#### DESCRIPTION OF THE TASK
Without including any pictures, copy each entry below exactly.

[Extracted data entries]
........
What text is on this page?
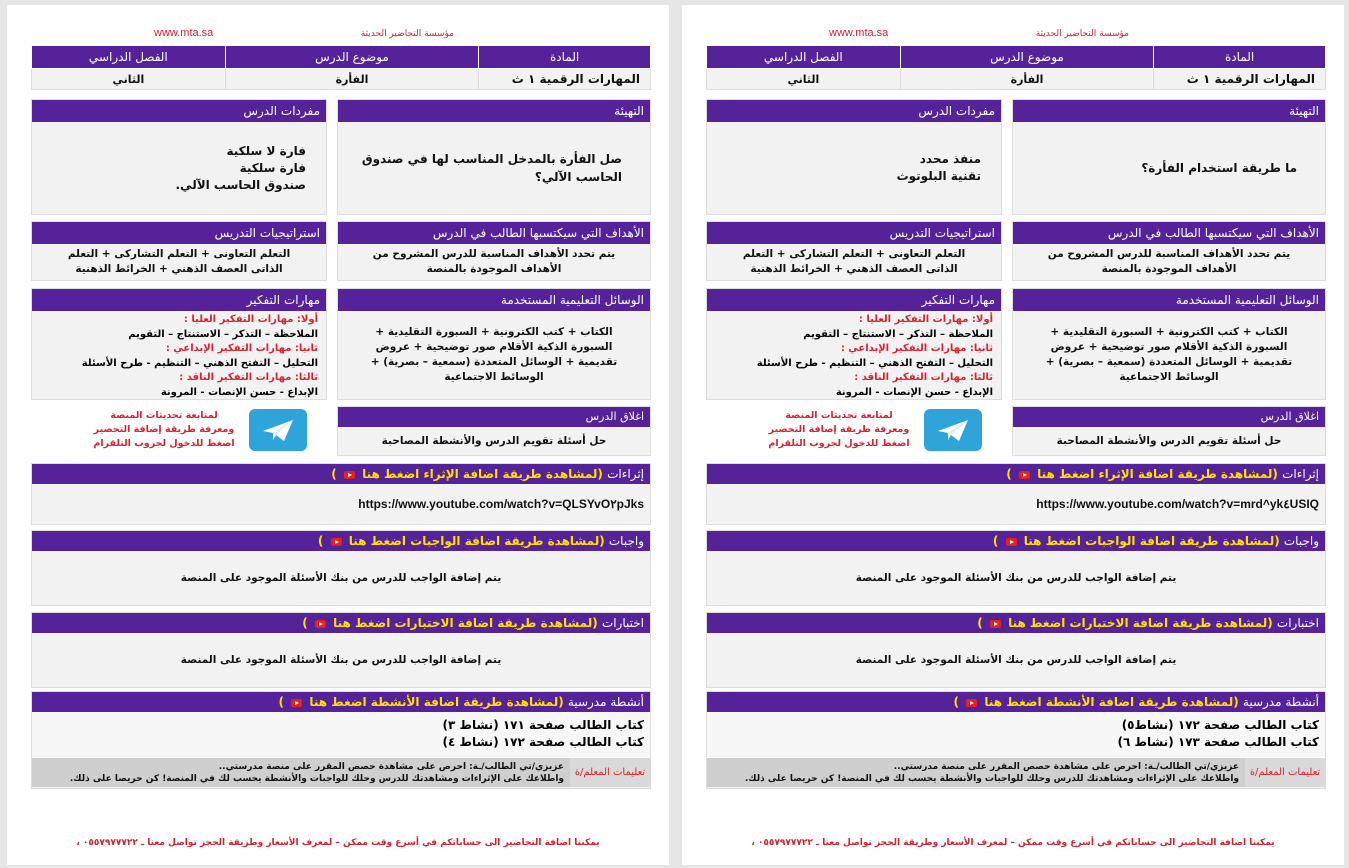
مؤسسة التحاضير الحديثة
www.mta.sa
المادة	موضوع الدرس	الفصل الدراسي
المهارات الرقمية ١ ث	الفأرة	الثاني
التهيئة
صل الفأرة بالمدخل المناسب لها في صندوق الحاسب الآلي؟
مفردات الدرس
فارة لا سلكية
فارة سلكية
صندوق الحاسب الآلي.
الأهداف التي سيكتسبها الطالب في الدرس
يتم تحدد الأهداف المناسبة للدرس المشروح من الأهداف الموجودة بالمنصة
استراتيجيات التدريس
التعلم التعاونى + التعلم التشاركى + التعلم الذاتى العصف الذهني + الخرائط الذهنية
الوسائل التعليمية المستخدمة
الكتاب + كتب الكترونية + السبورة التقليدية + السبورة الذكية الأقلام صور توضيحية + عروض تقديمية + الوسائل المتعددة (سمعية – بصرية) + الوسائط الاجتماعية
مهارات التفكير
أولا: مهارات التفكير العليا :
الملاحظة – التذكر – الاستنتاج – التقويم
ثانيا: مهارات التفكير الإبداعي :
التحليل – التفتح الذهني – التنظيم - طرح الأسئلة
ثالثا: مهارات التفكير الناقد :
الإبداع - حسن الإنصات - المرونة
اغلاق الدرس
حل أسئلة تقويم الدرس والأنشطة المصاحبة
لمتابعة تحديثات المنصة
ومعرفة طريقة إضافة التحضير
اضغط للدخول لجروب التلقرام
إثراءات (لمشاهدة طريقة اضافة الإثراء اضغط هنا  )
https://www.youtube.com/watch?v=QLSYvO٢pJks
واجبات (لمشاهدة طريقة اضافة الواجبات اضغط هنا  )
يتم إضافة الواجب للدرس من بنك الأسئلة الموجود على المنصة
اختبارات (لمشاهدة طريقة اضافة الاختبارات اضغط هنا  )
يتم إضافة الواجب للدرس من بنك الأسئلة الموجود على المنصة
أنشطة مدرسية (لمشاهدة طريقة اضافة الأنشطة اضغط هنا  )
كتاب الطالب صفحة ١٧١ (نشاط ٣)
كتاب الطالب صفحة ١٧٢ (نشاط ٤)
تعليمات المعلم/ة
عزيزي/تي الطالب/ـة: احرص على مشاهدة حصص المقرر على منصة مدرستي..
واطلاعك على الإثراءات ومشاهدتك للدرس وحلك للواجبات والأنشطة يحسب لك في المنصة! كن حريصا على ذلك.
يمكننا اضافة التحاضير الى حساباتكم في أسرع وقت ممكن – لمعرف الأسعار وطريقة الحجز تواصل معنا ـ ٠٥٥٧٩٧٧٧٢٢ ،
مؤسسة التحاضير الحديثة
www.mta.sa
المادة	موضوع الدرس	الفصل الدراسي
المهارات الرقمية ١ ث	الفأرة	الثاني
التهيئة
ما طريقة استخدام الفأرة؟
مفردات الدرس
منفذ محدد
تقنية البلوتوث
الأهداف التي سيكتسبها الطالب في الدرس
يتم تحدد الأهداف المناسبة للدرس المشروح من الأهداف الموجودة بالمنصة
استراتيجيات التدريس
التعلم التعاونى + التعلم التشاركى + التعلم الذاتى العصف الذهني + الخرائط الذهنية
الوسائل التعليمية المستخدمة
الكتاب + كتب الكترونية + السبورة التقليدية + السبورة الذكية الأقلام صور توضيحية + عروض تقديمية + الوسائل المتعددة (سمعية – بصرية) + الوسائط الاجتماعية
مهارات التفكير
أولا: مهارات التفكير العليا :
الملاحظة – التذكر – الاستنتاج – التقويم
ثانيا: مهارات التفكير الإبداعي :
التحليل – التفتح الذهني – التنظيم - طرح الأسئلة
ثالثا: مهارات التفكير الناقد :
الإبداع - حسن الإنصات - المرونة
اغلاق الدرس
حل أسئلة تقويم الدرس والأنشطة المصاحبة
لمتابعة تحديثات المنصة
ومعرفة طريقة إضافة التحضير
اضغط للدخول لجروب التلقرام
إثراءات (لمشاهدة طريقة اضافة الإثراء اضغط هنا  )
https://www.youtube.com/watch?v=mrd^yk٤USIQ
واجبات (لمشاهدة طريقة اضافة الواجبات اضغط هنا  )
يتم إضافة الواجب للدرس من بنك الأسئلة الموجود على المنصة
اختبارات (لمشاهدة طريقة اضافة الاختبارات اضغط هنا  )
يتم إضافة الواجب للدرس من بنك الأسئلة الموجود على المنصة
أنشطة مدرسية (لمشاهدة طريقة اضافة الأنشطة اضغط هنا  )
كتاب الطالب صفحة ١٧٢ (نشاط٥)
كتاب الطالب صفحة ١٧٣ (نشاط ٦)
تعليمات المعلم/ة
عزيزي/تي الطالب/ـة: احرص على مشاهدة حصص المقرر على منصة مدرستي..
واطلاعك على الإثراءات ومشاهدتك للدرس وحلك للواجبات والأنشطة يحسب لك في المنصة! كن حريصا على ذلك.
يمكننا اضافة التحاضير الى حساباتكم في أسرع وقت ممكن – لمعرف الأسعار وطريقة الحجز تواصل معنا ـ ٠٥٥٧٩٧٧٧٢٢ ،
........
#### EXERCISE OUTPUT
What text is on this page?
مؤسسة التحاضير الحديثة
www.mta.sa
المادة	موضوع الدرس	الفصل الدراسي
المهارات الرقمية ١ ث	الفأرة	الثاني
التهيئة
صل الفأرة بالمدخل المناسب لها في صندوق الحاسب الآلي؟
مفردات الدرس
فارة لا سلكية
فارة سلكية
صندوق الحاسب الآلي.
الأهداف التي سيكتسبها الطالب في الدرس
يتم تحدد الأهداف المناسبة للدرس المشروح من الأهداف الموجودة بالمنصة
استراتيجيات التدريس
التعلم التعاونى + التعلم التشاركى + التعلم الذاتى العصف الذهني + الخرائط الذهنية
الوسائل التعليمية المستخدمة
الكتاب + كتب الكترونية + السبورة التقليدية + السبورة الذكية الأقلام صور توضيحية + عروض تقديمية + الوسائل المتعددة (سمعية – بصرية) + الوسائط الاجتماعية
مهارات التفكير
أولا: مهارات التفكير العليا :
الملاحظة – التذكر – الاستنتاج – التقويم
ثانيا: مهارات التفكير الإبداعي :
التحليل – التفتح الذهني – التنظيم - طرح الأسئلة
ثالثا: مهارات التفكير الناقد :
الإبداع - حسن الإنصات - المرونة
اغلاق الدرس
حل أسئلة تقويم الدرس والأنشطة المصاحبة
لمتابعة تحديثات المنصة
ومعرفة طريقة إضافة التحضير
اضغط للدخول لجروب التلقرام
إثراءات (لمشاهدة طريقة اضافة الإثراء اضغط هنا  )
https://www.youtube.com/watch?v=QLSYvO٢pJks
واجبات (لمشاهدة طريقة اضافة الواجبات اضغط هنا  )
يتم إضافة الواجب للدرس من بنك الأسئلة الموجود على المنصة
اختبارات (لمشاهدة طريقة اضافة الاختبارات اضغط هنا  )
يتم إضافة الواجب للدرس من بنك الأسئلة الموجود على المنصة
أنشطة مدرسية (لمشاهدة طريقة اضافة الأنشطة اضغط هنا  )
كتاب الطالب صفحة ١٧١ (نشاط ٣)
كتاب الطالب صفحة ١٧٢ (نشاط ٤)
تعليمات المعلم/ة
عزيزي/تي الطالب/ـة: احرص على مشاهدة حصص المقرر على منصة مدرستي..
واطلاعك على الإثراءات ومشاهدتك للدرس وحلك للواجبات والأنشطة يحسب لك في المنصة! كن حريصا على ذلك.
يمكننا اضافة التحاضير الى حساباتكم في أسرع وقت ممكن – لمعرف الأسعار وطريقة الحجز تواصل معنا ـ ٠٥٥٧٩٧٧٧٢٢ ،
مؤسسة التحاضير الحديثة
www.mta.sa
المادة	موضوع الدرس	الفصل الدراسي
المهارات الرقمية ١ ث	الفأرة	الثاني
التهيئة
ما طريقة استخدام الفأرة؟
مفردات الدرس
منفذ محدد
تقنية البلوتوث
الأهداف التي سيكتسبها الطالب في الدرس
يتم تحدد الأهداف المناسبة للدرس المشروح من الأهداف الموجودة بالمنصة
استراتيجيات التدريس
التعلم التعاونى + التعلم التشاركى + التعلم الذاتى العصف الذهني + الخرائط الذهنية
الوسائل التعليمية المستخدمة
الكتاب + كتب الكترونية + السبورة التقليدية + السبورة الذكية الأقلام صور توضيحية + عروض تقديمية + الوسائل المتعددة (سمعية – بصرية) + الوسائط الاجتماعية
مهارات التفكير
أولا: مهارات التفكير العليا :
الملاحظة – التذكر – الاستنتاج – التقويم
ثانيا: مهارات التفكير الإبداعي :
التحليل – التفتح الذهني – التنظيم - طرح الأسئلة
ثالثا: مهارات التفكير الناقد :
الإبداع - حسن الإنصات - المرونة
اغلاق الدرس
حل أسئلة تقويم الدرس والأنشطة المصاحبة
لمتابعة تحديثات المنصة
ومعرفة طريقة إضافة التحضير
اضغط للدخول لجروب التلقرام
إثراءات (لمشاهدة طريقة اضافة الإثراء اضغط هنا  )
https://www.youtube.com/watch?v=mrd^yk٤USIQ
واجبات (لمشاهدة طريقة اضافة الواجبات اضغط هنا  )
يتم إضافة الواجب للدرس من بنك الأسئلة الموجود على المنصة
اختبارات (لمشاهدة طريقة اضافة الاختبارات اضغط هنا  )
يتم إضافة الواجب للدرس من بنك الأسئلة الموجود على المنصة
أنشطة مدرسية (لمشاهدة طريقة اضافة الأنشطة اضغط هنا  )
كتاب الطالب صفحة ١٧٢ (نشاط٥)
كتاب الطالب صفحة ١٧٣ (نشاط ٦)
تعليمات المعلم/ة
عزيزي/تي الطالب/ـة: احرص على مشاهدة حصص المقرر على منصة مدرستي..
واطلاعك على الإثراءات ومشاهدتك للدرس وحلك للواجبات والأنشطة يحسب لك في المنصة! كن حريصا على ذلك.
يمكننا اضافة التحاضير الى حساباتكم في أسرع وقت ممكن – لمعرف الأسعار وطريقة الحجز تواصل معنا ـ ٠٥٥٧٩٧٧٧٢٢ ،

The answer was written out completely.